**Work required**: Below is a block of records: output all of them exactly and leave out the pictures.

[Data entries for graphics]
+===+
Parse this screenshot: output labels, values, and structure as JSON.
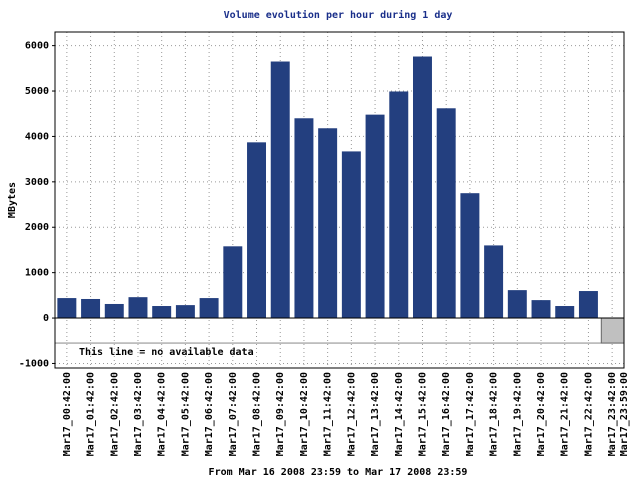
{
  "chart_data": {
    "type": "bar",
    "title": "Volume evolution per hour during 1 day",
    "ylabel": "MBytes",
    "xlabel": "From Mar 16 2008 23:59 to Mar 17 2008 23:59",
    "legend_note": "This line = no available data",
    "categories": [
      "Mar17_00:42:00",
      "Mar17_01:42:00",
      "Mar17_02:42:00",
      "Mar17_03:42:00",
      "Mar17_04:42:00",
      "Mar17_05:42:00",
      "Mar17_06:42:00",
      "Mar17_07:42:00",
      "Mar17_08:42:00",
      "Mar17_09:42:00",
      "Mar17_10:42:00",
      "Mar17_11:42:00",
      "Mar17_12:42:00",
      "Mar17_13:42:00",
      "Mar17_14:42:00",
      "Mar17_15:42:00",
      "Mar17_16:42:00",
      "Mar17_17:42:00",
      "Mar17_18:42:00",
      "Mar17_19:42:00",
      "Mar17_20:42:00",
      "Mar17_21:42:00",
      "Mar17_22:42:00",
      "Mar17_23:42:00"
    ],
    "end_label": "Mar17_23:59:00",
    "values": [
      440,
      420,
      310,
      460,
      265,
      285,
      440,
      1580,
      3870,
      5650,
      4400,
      4180,
      3670,
      4480,
      4990,
      5760,
      4620,
      2750,
      1600,
      615,
      395,
      265,
      595,
      null
    ],
    "color": "#233f7f",
    "no_data_color": "#c0c0c0",
    "ylim": [
      -1100,
      6300
    ],
    "yticks": [
      -1000,
      0,
      1000,
      2000,
      3000,
      4000,
      5000,
      6000
    ],
    "grid": true
  }
}
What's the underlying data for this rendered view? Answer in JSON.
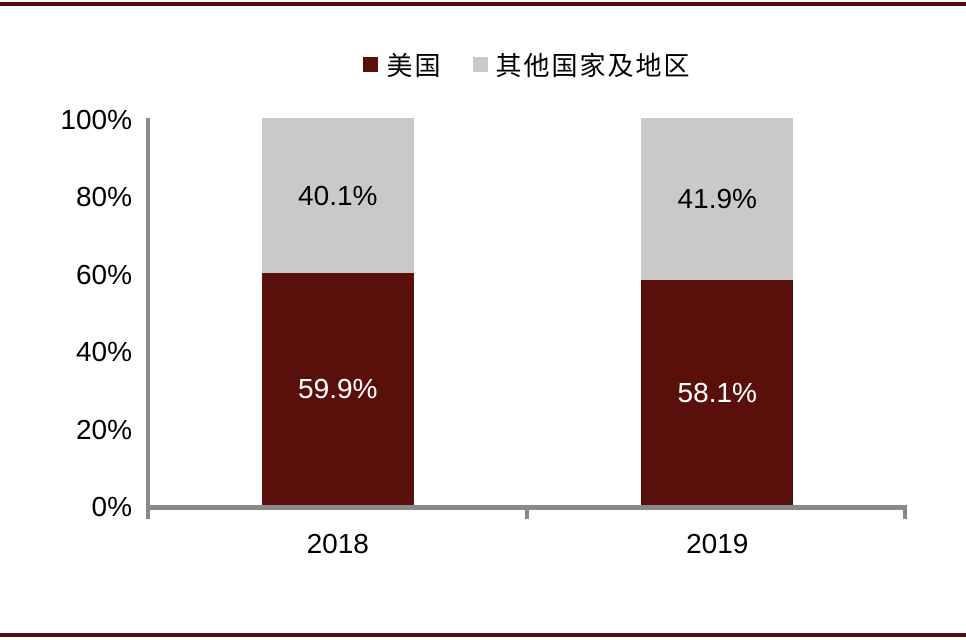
{
  "colors": {
    "background": "#FFFFFF",
    "page_rule": "#54100A",
    "axis": "#898989",
    "text": "#000000",
    "us_series": "#5A100A",
    "others_series": "#C9C9C9"
  },
  "legend": {
    "position": "top-center"
  },
  "chart_data": {
    "type": "bar",
    "stacked": true,
    "unit": "percent",
    "title": "",
    "xlabel": "",
    "ylabel": "",
    "categories": [
      "2018",
      "2019"
    ],
    "series": [
      {
        "name": "美国",
        "values": [
          59.9,
          58.1
        ],
        "labels": [
          "59.9%",
          "58.1%"
        ],
        "color": "#5A100A",
        "label_color": "#FFFFFF"
      },
      {
        "name": "其他国家及地区",
        "values": [
          40.1,
          41.9
        ],
        "labels": [
          "40.1%",
          "41.9%"
        ],
        "color": "#C9C9C9",
        "label_color": "#000000"
      }
    ],
    "ylim": [
      0,
      100
    ],
    "yticks": [
      "0%",
      "20%",
      "40%",
      "60%",
      "80%",
      "100%"
    ],
    "legend_position": "top",
    "grid": false
  }
}
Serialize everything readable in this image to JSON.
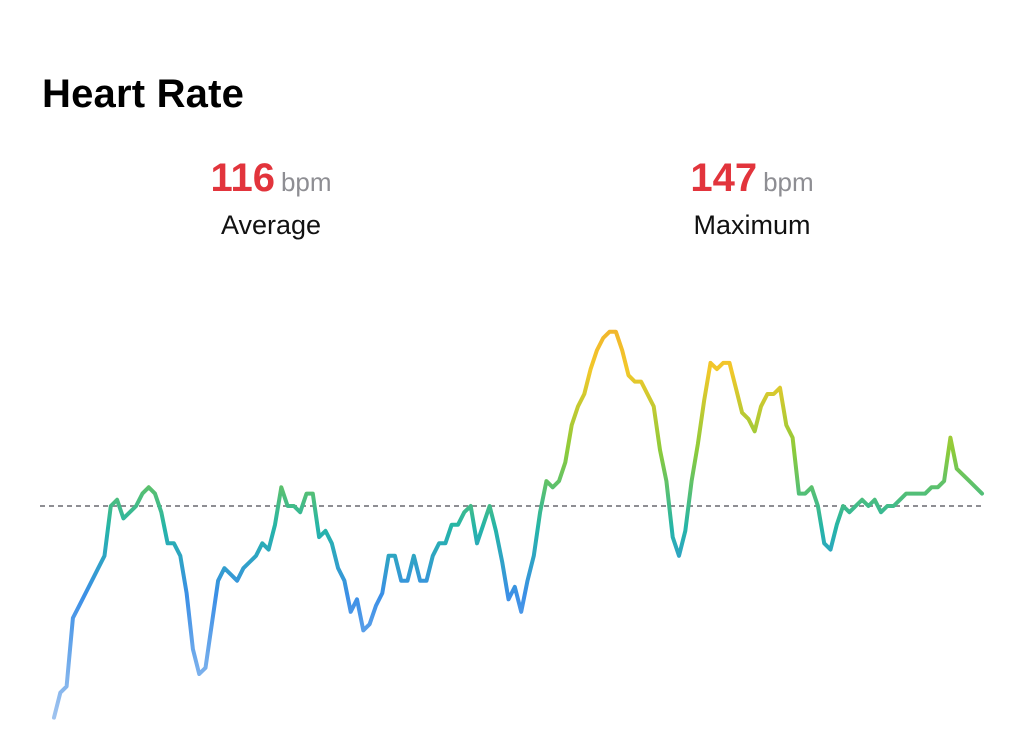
{
  "title": "Heart Rate",
  "stats": {
    "average": {
      "value": "116",
      "unit": "bpm",
      "label": "Average"
    },
    "maximum": {
      "value": "147",
      "unit": "bpm",
      "label": "Maximum"
    }
  },
  "colors": {
    "stat_value": "#e2343c",
    "unit": "#8e8e93",
    "average_line": "#8e8e93",
    "gradient_low": "#3b8fe6",
    "gradient_mid": "#8ccb3a",
    "gradient_high": "#f0a030"
  },
  "chart_data": {
    "type": "line",
    "title": "",
    "xlabel": "",
    "ylabel": "",
    "ylim": [
      80,
      152
    ],
    "reference_line": {
      "value": 116,
      "style": "dashed"
    },
    "grid": false,
    "series": [
      {
        "values": [
          82,
          86,
          87,
          98,
          100,
          102,
          104,
          106,
          108,
          116,
          117,
          114,
          115,
          116,
          118,
          119,
          118,
          115,
          110,
          110,
          108,
          102,
          93,
          89,
          90,
          97,
          104,
          106,
          105,
          104,
          106,
          107,
          108,
          110,
          109,
          113,
          119,
          116,
          116,
          115,
          118,
          118,
          111,
          112,
          110,
          106,
          104,
          99,
          101,
          96,
          97,
          100,
          102,
          108,
          108,
          104,
          104,
          108,
          104,
          104,
          108,
          110,
          110,
          113,
          113,
          115,
          116,
          110,
          113,
          116,
          112,
          107,
          101,
          103,
          99,
          104,
          108,
          115,
          120,
          119,
          120,
          123,
          129,
          132,
          134,
          138,
          141,
          143,
          144,
          144,
          141,
          137,
          136,
          136,
          134,
          132,
          125,
          120,
          111,
          108,
          112,
          120,
          126,
          133,
          139,
          138,
          139,
          139,
          135,
          131,
          130,
          128,
          132,
          134,
          134,
          135,
          129,
          127,
          118,
          118,
          119,
          116,
          110,
          109,
          113,
          116,
          115,
          116,
          117,
          116,
          117,
          115,
          116,
          116,
          117,
          118,
          118,
          118,
          118,
          119,
          119,
          120,
          127,
          122,
          121,
          120,
          119,
          118
        ]
      }
    ]
  }
}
+===+
**Response below**:
Parse this screenshot: output labels, values, and structure as JSON.
{
  "chart_data": {
    "type": "bar",
    "title": "Volume evolution per hour during 1 day",
    "ylabel": "MBytes",
    "xlabel": "From Mar 16 2008 23:59 to Mar 17 2008 23:59",
    "legend_note": "This line = no available data",
    "categories": [
      "Mar17_00:42:00",
      "Mar17_01:42:00",
      "Mar17_02:42:00",
      "Mar17_03:42:00",
      "Mar17_04:42:00",
      "Mar17_05:42:00",
      "Mar17_06:42:00",
      "Mar17_07:42:00",
      "Mar17_08:42:00",
      "Mar17_09:42:00",
      "Mar17_10:42:00",
      "Mar17_11:42:00",
      "Mar17_12:42:00",
      "Mar17_13:42:00",
      "Mar17_14:42:00",
      "Mar17_15:42:00",
      "Mar17_16:42:00",
      "Mar17_17:42:00",
      "Mar17_18:42:00",
      "Mar17_19:42:00",
      "Mar17_20:42:00",
      "Mar17_21:42:00",
      "Mar17_22:42:00",
      "Mar17_23:42:00"
    ],
    "end_label": "Mar17_23:59:00",
    "values": [
      440,
      420,
      310,
      460,
      265,
      285,
      440,
      1580,
      3870,
      5650,
      4400,
      4180,
      3670,
      4480,
      4990,
      5760,
      4620,
      2750,
      1600,
      615,
      395,
      265,
      595,
      null
    ],
    "color": "#233f7f",
    "no_data_color": "#c0c0c0",
    "ylim": [
      -1100,
      6300
    ],
    "yticks": [
      -1000,
      0,
      1000,
      2000,
      3000,
      4000,
      5000,
      6000
    ],
    "grid": true
  }
}
What's the underlying data for this rendered view? Answer in JSON.
{
  "colors": {
    "background": "#FFFFFF",
    "page_rule": "#54100A",
    "axis": "#898989",
    "text": "#000000",
    "us_series": "#5A100A",
    "others_series": "#C9C9C9"
  },
  "legend": {
    "position": "top-center"
  },
  "chart_data": {
    "type": "bar",
    "stacked": true,
    "unit": "percent",
    "title": "",
    "xlabel": "",
    "ylabel": "",
    "categories": [
      "2018",
      "2019"
    ],
    "series": [
      {
        "name": "美国",
        "values": [
          59.9,
          58.1
        ],
        "labels": [
          "59.9%",
          "58.1%"
        ],
        "color": "#5A100A",
        "label_color": "#FFFFFF"
      },
      {
        "name": "其他国家及地区",
        "values": [
          40.1,
          41.9
        ],
        "labels": [
          "40.1%",
          "41.9%"
        ],
        "color": "#C9C9C9",
        "label_color": "#000000"
      }
    ],
    "ylim": [
      0,
      100
    ],
    "yticks": [
      "0%",
      "20%",
      "40%",
      "60%",
      "80%",
      "100%"
    ],
    "legend_position": "top",
    "grid": false
  }
}
Serialize everything readable in this image to JSON.
{
  "title": "Heart Rate",
  "stats": {
    "average": {
      "value": "116",
      "unit": "bpm",
      "label": "Average"
    },
    "maximum": {
      "value": "147",
      "unit": "bpm",
      "label": "Maximum"
    }
  },
  "colors": {
    "stat_value": "#e2343c",
    "unit": "#8e8e93",
    "average_line": "#8e8e93",
    "gradient_low": "#3b8fe6",
    "gradient_mid": "#8ccb3a",
    "gradient_high": "#f0a030"
  },
  "chart_data": {
    "type": "line",
    "title": "",
    "xlabel": "",
    "ylabel": "",
    "ylim": [
      80,
      152
    ],
    "reference_line": {
      "value": 116,
      "style": "dashed"
    },
    "grid": false,
    "series": [
      {
        "values": [
          82,
          86,
          87,
          98,
          100,
          102,
          104,
          106,
          108,
          116,
          117,
          114,
          115,
          116,
          118,
          119,
          118,
          115,
          110,
          110,
          108,
          102,
          93,
          89,
          90,
          97,
          104,
          106,
          105,
          104,
          106,
          107,
          108,
          110,
          109,
          113,
          119,
          116,
          116,
          115,
          118,
          118,
          111,
          112,
          110,
          106,
          104,
          99,
          101,
          96,
          97,
          100,
          102,
          108,
          108,
          104,
          104,
          108,
          104,
          104,
          108,
          110,
          110,
          113,
          113,
          115,
          116,
          110,
          113,
          116,
          112,
          107,
          101,
          103,
          99,
          104,
          108,
          115,
          120,
          119,
          120,
          123,
          129,
          132,
          134,
          138,
          141,
          143,
          144,
          144,
          141,
          137,
          136,
          136,
          134,
          132,
          125,
          120,
          111,
          108,
          112,
          120,
          126,
          133,
          139,
          138,
          139,
          139,
          135,
          131,
          130,
          128,
          132,
          134,
          134,
          135,
          129,
          127,
          118,
          118,
          119,
          116,
          110,
          109,
          113,
          116,
          115,
          116,
          117,
          116,
          117,
          115,
          116,
          116,
          117,
          118,
          118,
          118,
          118,
          119,
          119,
          120,
          127,
          122,
          121,
          120,
          119,
          118
        ]
      }
    ]
  }
}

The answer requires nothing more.